----- RECORD EXTRACTS -----
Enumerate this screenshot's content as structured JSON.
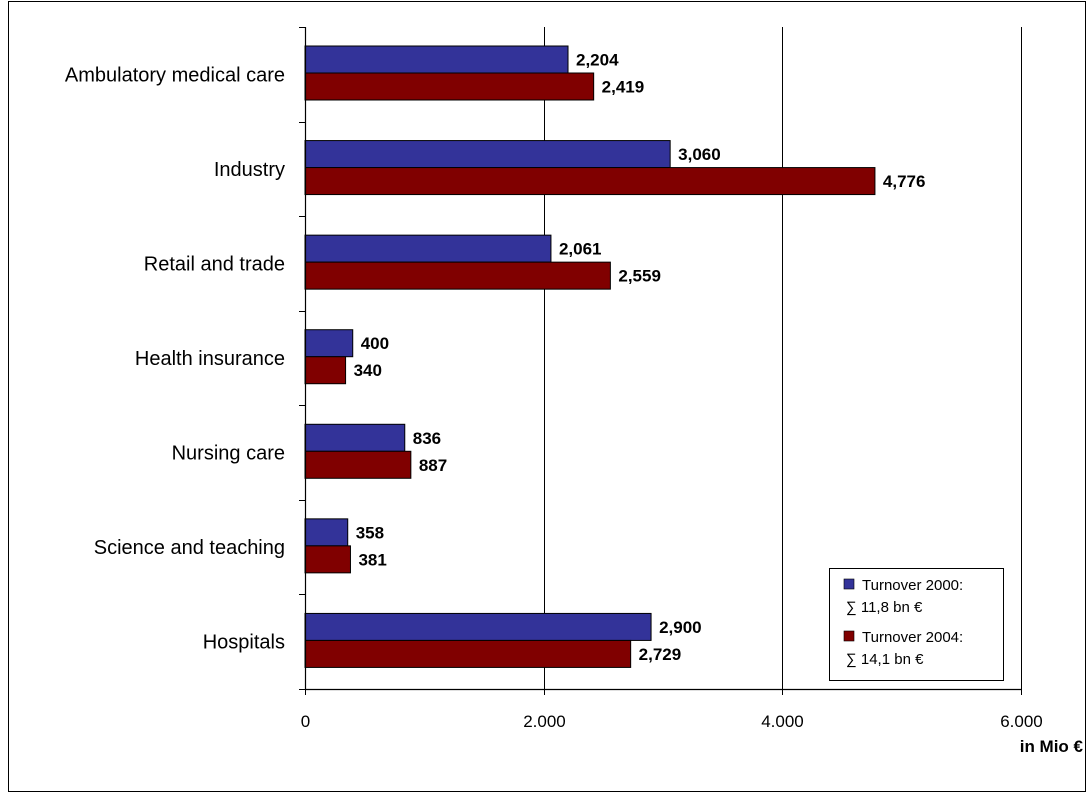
{
  "chart_data": {
    "type": "bar",
    "orientation": "horizontal",
    "categories": [
      "Ambulatory medical care",
      "Industry",
      "Retail and trade",
      "Health insurance",
      "Nursing care",
      "Science and teaching",
      "Hospitals"
    ],
    "series": [
      {
        "name": "Turnover 2000:",
        "subname": "∑ 11,8 bn €",
        "color": "#333399",
        "values": [
          2204,
          3060,
          2061,
          400,
          836,
          358,
          2900
        ],
        "labels": [
          "2,204",
          "3,060",
          "2,061",
          "400",
          "836",
          "358",
          "2,900"
        ]
      },
      {
        "name": "Turnover 2004:",
        "subname": "∑ 14,1 bn €",
        "color": "#800000",
        "values": [
          2419,
          4776,
          2559,
          340,
          887,
          381,
          2729
        ],
        "labels": [
          "2,419",
          "4,776",
          "2,559",
          "340",
          "887",
          "381",
          "2,729"
        ]
      }
    ],
    "xlim": [
      0,
      6000
    ],
    "xticks": [
      0,
      2000,
      4000,
      6000
    ],
    "xtick_labels": [
      "0",
      "2.000",
      "4.000",
      "6.000"
    ],
    "xlabel": "in Mio €",
    "grid": true,
    "legend_position": "bottom-right"
  }
}
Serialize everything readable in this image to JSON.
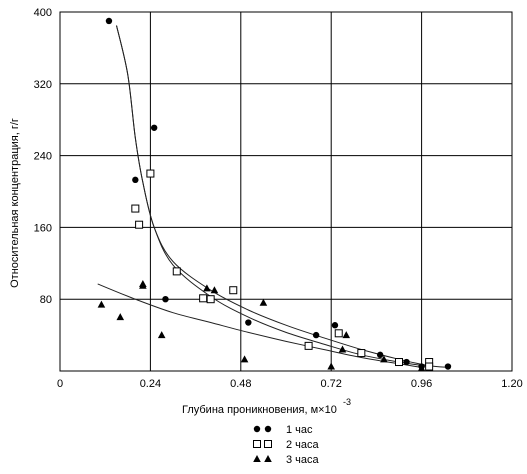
{
  "chart_data": {
    "type": "scatter",
    "xlabel": "Глубина проникновения, м×10",
    "xlabel_exponent": "-3",
    "ylabel": "Относительная концентрация, г/г",
    "xlim": [
      0,
      1.2
    ],
    "ylim": [
      0,
      400
    ],
    "x_ticks": [
      "0",
      "0.24",
      "0.48",
      "0.72",
      "0.96",
      "1.20"
    ],
    "y_ticks": [
      "80",
      "160",
      "240",
      "320",
      "400"
    ],
    "grid": true,
    "legend_position": "bottom-center",
    "series": [
      {
        "name": "1 час",
        "marker": "circle",
        "points": [
          [
            0.13,
            390
          ],
          [
            0.2,
            213
          ],
          [
            0.25,
            271
          ],
          [
            0.28,
            80
          ],
          [
            0.5,
            54
          ],
          [
            0.68,
            40
          ],
          [
            0.73,
            51
          ],
          [
            0.85,
            18
          ],
          [
            0.92,
            10
          ],
          [
            0.96,
            5
          ],
          [
            1.03,
            5
          ]
        ],
        "curve": [
          [
            0.15,
            385
          ],
          [
            0.18,
            330
          ],
          [
            0.2,
            260
          ],
          [
            0.22,
            210
          ],
          [
            0.25,
            160
          ],
          [
            0.3,
            122
          ],
          [
            0.4,
            90
          ],
          [
            0.5,
            68
          ],
          [
            0.6,
            51
          ],
          [
            0.7,
            37
          ],
          [
            0.8,
            24
          ],
          [
            0.9,
            13
          ],
          [
            0.98,
            6
          ],
          [
            1.03,
            4
          ]
        ]
      },
      {
        "name": "2 часа",
        "marker": "square",
        "points": [
          [
            0.2,
            181
          ],
          [
            0.21,
            163
          ],
          [
            0.24,
            220
          ],
          [
            0.31,
            111
          ],
          [
            0.38,
            81
          ],
          [
            0.4,
            80
          ],
          [
            0.46,
            90
          ],
          [
            0.66,
            28
          ],
          [
            0.74,
            42
          ],
          [
            0.8,
            20
          ],
          [
            0.9,
            10
          ],
          [
            0.98,
            10
          ],
          [
            0.98,
            5
          ]
        ],
        "curve": [
          [
            0.15,
            385
          ],
          [
            0.18,
            330
          ],
          [
            0.2,
            260
          ],
          [
            0.22,
            210
          ],
          [
            0.25,
            160
          ],
          [
            0.3,
            118
          ],
          [
            0.4,
            83
          ],
          [
            0.5,
            60
          ],
          [
            0.6,
            43
          ],
          [
            0.7,
            30
          ],
          [
            0.8,
            18
          ],
          [
            0.9,
            10
          ],
          [
            0.98,
            5
          ]
        ]
      },
      {
        "name": "3 часа",
        "marker": "triangle",
        "points": [
          [
            0.11,
            74
          ],
          [
            0.16,
            60
          ],
          [
            0.22,
            95
          ],
          [
            0.22,
            97
          ],
          [
            0.27,
            40
          ],
          [
            0.39,
            92
          ],
          [
            0.41,
            90
          ],
          [
            0.49,
            13
          ],
          [
            0.54,
            76
          ],
          [
            0.72,
            5
          ],
          [
            0.75,
            24
          ],
          [
            0.76,
            40
          ],
          [
            0.86,
            13
          ],
          [
            0.96,
            3
          ]
        ],
        "curve": [
          [
            0.1,
            97
          ],
          [
            0.2,
            80
          ],
          [
            0.3,
            65
          ],
          [
            0.4,
            54
          ],
          [
            0.5,
            43
          ],
          [
            0.6,
            33
          ],
          [
            0.7,
            24
          ],
          [
            0.8,
            15
          ],
          [
            0.9,
            8
          ],
          [
            0.96,
            4
          ]
        ]
      }
    ]
  }
}
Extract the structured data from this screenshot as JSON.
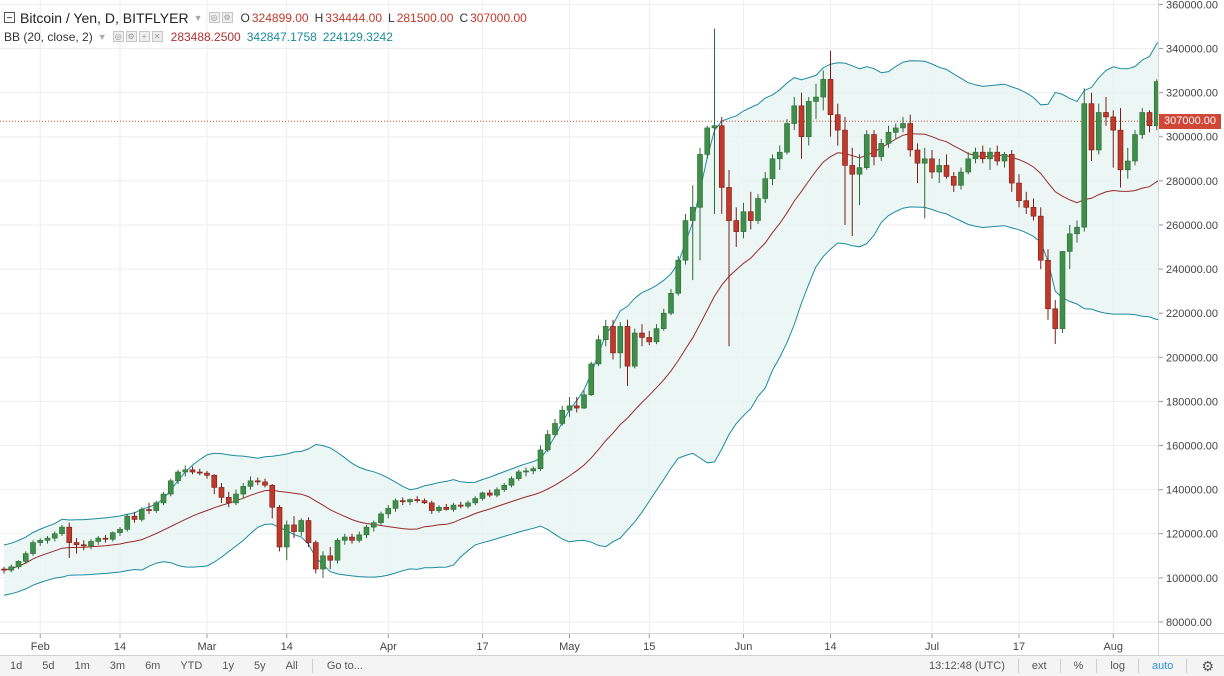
{
  "header": {
    "symbol": "Bitcoin / Yen, D, BITFLYER",
    "ohlc": [
      {
        "k": "O",
        "v": "324899.00"
      },
      {
        "k": "H",
        "v": "334444.00"
      },
      {
        "k": "L",
        "v": "281500.00"
      },
      {
        "k": "C",
        "v": "307000.00"
      }
    ]
  },
  "indicator": {
    "title": "BB (20, close, 2)",
    "basis": "283488.2500",
    "upper": "342847.1758",
    "lower": "224129.3242"
  },
  "colors": {
    "up": "#3f8f4a",
    "down": "#c0392b",
    "basis": "#9b2a2a",
    "band": "#1a8ba0",
    "fill": "#e6f4f2",
    "grid": "#eeeeee",
    "price_line": "#d04637"
  },
  "chart_data": {
    "type": "candlestick",
    "title": "Bitcoin / Yen, D, BITFLYER",
    "ylim": [
      75000,
      362000
    ],
    "yticks": [
      "360000.00",
      "340000.00",
      "320000.00",
      "300000.00",
      "280000.00",
      "260000.00",
      "240000.00",
      "220000.00",
      "200000.00",
      "180000.00",
      "160000.00",
      "140000.00",
      "120000.00",
      "100000.00",
      "80000.00"
    ],
    "xticks": [
      "Feb",
      "14",
      "Mar",
      "14",
      "Apr",
      "17",
      "May",
      "15",
      "Jun",
      "14",
      "Jul",
      "17",
      "Aug"
    ],
    "last_price": "307000.00",
    "ohlc": [
      [
        104000,
        105000,
        102000,
        103500
      ],
      [
        103500,
        106000,
        102500,
        105000
      ],
      [
        105000,
        108000,
        104000,
        107500
      ],
      [
        107500,
        112000,
        106500,
        111000
      ],
      [
        111000,
        117000,
        110000,
        116000
      ],
      [
        116000,
        118000,
        114500,
        117000
      ],
      [
        117000,
        119000,
        115500,
        118000
      ],
      [
        118000,
        121000,
        116500,
        120000
      ],
      [
        120000,
        124000,
        119000,
        123000
      ],
      [
        123000,
        125000,
        109000,
        116000
      ],
      [
        116000,
        118000,
        111000,
        115000
      ],
      [
        115000,
        117000,
        112500,
        114500
      ],
      [
        114500,
        117500,
        113000,
        116500
      ],
      [
        116500,
        119000,
        115000,
        118000
      ],
      [
        118000,
        119500,
        116000,
        117500
      ],
      [
        117500,
        121000,
        116500,
        120500
      ],
      [
        120500,
        123000,
        119000,
        122000
      ],
      [
        122000,
        129000,
        121000,
        128000
      ],
      [
        128000,
        130000,
        125000,
        126500
      ],
      [
        126500,
        132000,
        125500,
        131000
      ],
      [
        131000,
        134000,
        129000,
        130500
      ],
      [
        130500,
        135000,
        129500,
        134000
      ],
      [
        134000,
        139000,
        133000,
        138000
      ],
      [
        138000,
        145000,
        137000,
        144000
      ],
      [
        144000,
        149000,
        142500,
        148000
      ],
      [
        148000,
        151000,
        146000,
        149000
      ],
      [
        149000,
        150500,
        147000,
        148000
      ],
      [
        148000,
        149500,
        146500,
        147500
      ],
      [
        147500,
        148500,
        145000,
        146500
      ],
      [
        146500,
        147000,
        138000,
        141000
      ],
      [
        141000,
        143000,
        134000,
        136500
      ],
      [
        136500,
        139000,
        132000,
        134000
      ],
      [
        134000,
        140000,
        133000,
        138000
      ],
      [
        138000,
        143000,
        136000,
        141500
      ],
      [
        141500,
        146000,
        140000,
        144000
      ],
      [
        144000,
        145500,
        142000,
        143500
      ],
      [
        143500,
        145000,
        141000,
        142000
      ],
      [
        142000,
        142500,
        127000,
        132000
      ],
      [
        132000,
        133000,
        112000,
        114000
      ],
      [
        114000,
        126000,
        108000,
        124000
      ],
      [
        124000,
        128000,
        118000,
        121000
      ],
      [
        121000,
        127000,
        119000,
        126000
      ],
      [
        126000,
        127500,
        114000,
        116000
      ],
      [
        116000,
        117000,
        102000,
        104000
      ],
      [
        104000,
        112000,
        100000,
        110000
      ],
      [
        110000,
        114000,
        104000,
        108000
      ],
      [
        108000,
        118000,
        106500,
        117000
      ],
      [
        117000,
        120000,
        115000,
        118500
      ],
      [
        118500,
        120000,
        115500,
        117000
      ],
      [
        117000,
        121000,
        116000,
        119500
      ],
      [
        119500,
        124000,
        118000,
        123000
      ],
      [
        123000,
        126000,
        121000,
        125000
      ],
      [
        125000,
        130000,
        124000,
        129000
      ],
      [
        129000,
        133000,
        127000,
        131500
      ],
      [
        131500,
        136000,
        130000,
        135000
      ],
      [
        135000,
        136500,
        133000,
        134500
      ],
      [
        134500,
        136000,
        133000,
        135500
      ],
      [
        135500,
        137000,
        134000,
        135000
      ],
      [
        135000,
        136000,
        133500,
        134000
      ],
      [
        134000,
        135000,
        129000,
        130500
      ],
      [
        130500,
        133000,
        129500,
        132000
      ],
      [
        132000,
        133500,
        130500,
        131000
      ],
      [
        131000,
        134000,
        130000,
        133000
      ],
      [
        133000,
        134500,
        131500,
        132500
      ],
      [
        132500,
        135000,
        131500,
        134000
      ],
      [
        134000,
        137000,
        133000,
        136000
      ],
      [
        136000,
        139000,
        135000,
        138500
      ],
      [
        138500,
        140000,
        136500,
        137500
      ],
      [
        137500,
        141000,
        136500,
        140000
      ],
      [
        140000,
        143000,
        139000,
        142000
      ],
      [
        142000,
        146000,
        141000,
        145000
      ],
      [
        145000,
        149000,
        144000,
        148000
      ],
      [
        148000,
        150000,
        146000,
        148500
      ],
      [
        148500,
        150500,
        147000,
        149500
      ],
      [
        149500,
        160000,
        148500,
        158000
      ],
      [
        158000,
        167000,
        157000,
        165000
      ],
      [
        165000,
        172000,
        164000,
        170000
      ],
      [
        170000,
        178000,
        169000,
        176000
      ],
      [
        176000,
        182000,
        173000,
        178000
      ],
      [
        178000,
        182000,
        175000,
        177000
      ],
      [
        177000,
        185000,
        176500,
        183000
      ],
      [
        183000,
        198000,
        182500,
        197000
      ],
      [
        197000,
        210000,
        196000,
        208000
      ],
      [
        208000,
        217000,
        205000,
        214000
      ],
      [
        214000,
        217000,
        199000,
        202000
      ],
      [
        202000,
        216000,
        195000,
        214000
      ],
      [
        214000,
        217000,
        187000,
        196000
      ],
      [
        196000,
        213000,
        195000,
        211000
      ],
      [
        211000,
        215000,
        205000,
        209000
      ],
      [
        209000,
        212000,
        205500,
        207000
      ],
      [
        207000,
        215000,
        206000,
        213000
      ],
      [
        213000,
        222000,
        212000,
        220000
      ],
      [
        220000,
        231000,
        219000,
        229000
      ],
      [
        229000,
        246000,
        228000,
        244000
      ],
      [
        244000,
        265000,
        242000,
        262000
      ],
      [
        262000,
        278000,
        235000,
        268000
      ],
      [
        268000,
        295000,
        244000,
        292000
      ],
      [
        292000,
        305000,
        290000,
        304000
      ],
      [
        304000,
        349000,
        265000,
        305000
      ],
      [
        305000,
        309000,
        265000,
        277000
      ],
      [
        277000,
        285000,
        205000,
        262000
      ],
      [
        262000,
        268000,
        250000,
        257000
      ],
      [
        257000,
        270000,
        254000,
        266000
      ],
      [
        266000,
        275000,
        258000,
        262000
      ],
      [
        262000,
        274000,
        260500,
        272000
      ],
      [
        272000,
        284000,
        270000,
        281000
      ],
      [
        281000,
        292000,
        278000,
        290000
      ],
      [
        290000,
        296000,
        285000,
        293000
      ],
      [
        293000,
        308000,
        292000,
        306000
      ],
      [
        306000,
        318000,
        303000,
        314000
      ],
      [
        314000,
        320000,
        290000,
        300000
      ],
      [
        300000,
        318000,
        296000,
        316000
      ],
      [
        316000,
        324000,
        308000,
        318000
      ],
      [
        318000,
        330000,
        312000,
        326000
      ],
      [
        326000,
        339000,
        300000,
        310000
      ],
      [
        310000,
        315000,
        296000,
        303000
      ],
      [
        303000,
        309000,
        260000,
        287000
      ],
      [
        287000,
        295000,
        255000,
        283000
      ],
      [
        283000,
        292000,
        269000,
        286000
      ],
      [
        286000,
        303000,
        285000,
        301000
      ],
      [
        301000,
        303000,
        287000,
        291000
      ],
      [
        291000,
        299000,
        289000,
        297000
      ],
      [
        297000,
        305000,
        295000,
        302000
      ],
      [
        302000,
        306000,
        299000,
        304000
      ],
      [
        304000,
        309000,
        302000,
        306000
      ],
      [
        306000,
        310000,
        291000,
        294000
      ],
      [
        294000,
        297000,
        279000,
        288000
      ],
      [
        288000,
        295000,
        263000,
        290000
      ],
      [
        290000,
        294000,
        281000,
        284000
      ],
      [
        284000,
        290000,
        279000,
        287000
      ],
      [
        287000,
        292000,
        281000,
        282000
      ],
      [
        282000,
        284000,
        275000,
        278000
      ],
      [
        278000,
        286000,
        276000,
        284000
      ],
      [
        284000,
        293000,
        283000,
        290000
      ],
      [
        290000,
        295000,
        288000,
        293000
      ],
      [
        293000,
        296000,
        288000,
        290000
      ],
      [
        290000,
        295000,
        285000,
        293000
      ],
      [
        293000,
        296000,
        287000,
        289000
      ],
      [
        289000,
        293000,
        286000,
        292000
      ],
      [
        292000,
        294000,
        275000,
        279000
      ],
      [
        279000,
        283000,
        268000,
        271000
      ],
      [
        271000,
        275000,
        265000,
        268000
      ],
      [
        268000,
        272000,
        262000,
        264000
      ],
      [
        264000,
        268000,
        240000,
        244000
      ],
      [
        244000,
        249000,
        217000,
        222000
      ],
      [
        222000,
        226000,
        206000,
        213000
      ],
      [
        213000,
        248000,
        211000,
        248000
      ],
      [
        248000,
        260000,
        240000,
        256000
      ],
      [
        256000,
        262000,
        252000,
        259000
      ],
      [
        259000,
        322000,
        257000,
        315000
      ],
      [
        315000,
        320000,
        289000,
        294000
      ],
      [
        294000,
        315000,
        292000,
        311000
      ],
      [
        311000,
        318000,
        305000,
        309000
      ],
      [
        309000,
        312000,
        286000,
        303000
      ],
      [
        303000,
        313000,
        277000,
        285000
      ],
      [
        285000,
        295000,
        281000,
        289000
      ],
      [
        289000,
        303000,
        287000,
        301000
      ],
      [
        301000,
        313000,
        299000,
        311000
      ],
      [
        311000,
        312000,
        302000,
        305000
      ],
      [
        305000,
        326000,
        303000,
        325000
      ],
      [
        325000,
        334000,
        281000,
        307000
      ]
    ]
  },
  "bottom_bar": {
    "ranges": [
      "1d",
      "5d",
      "1m",
      "3m",
      "6m",
      "YTD",
      "1y",
      "5y",
      "All"
    ],
    "goto": "Go to...",
    "time": "13:12:48 (UTC)",
    "ext": "ext",
    "percent": "%",
    "log": "log",
    "auto": "auto"
  }
}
-----
BRIEF: Gather every line containing the word "JSON" and copy it.

FINISHED EXERCISE:
Enumerate this screenshot's content as structured JSON.
Serialize everything readable in this image to JSON.
Extract the structured data from this screenshot as JSON.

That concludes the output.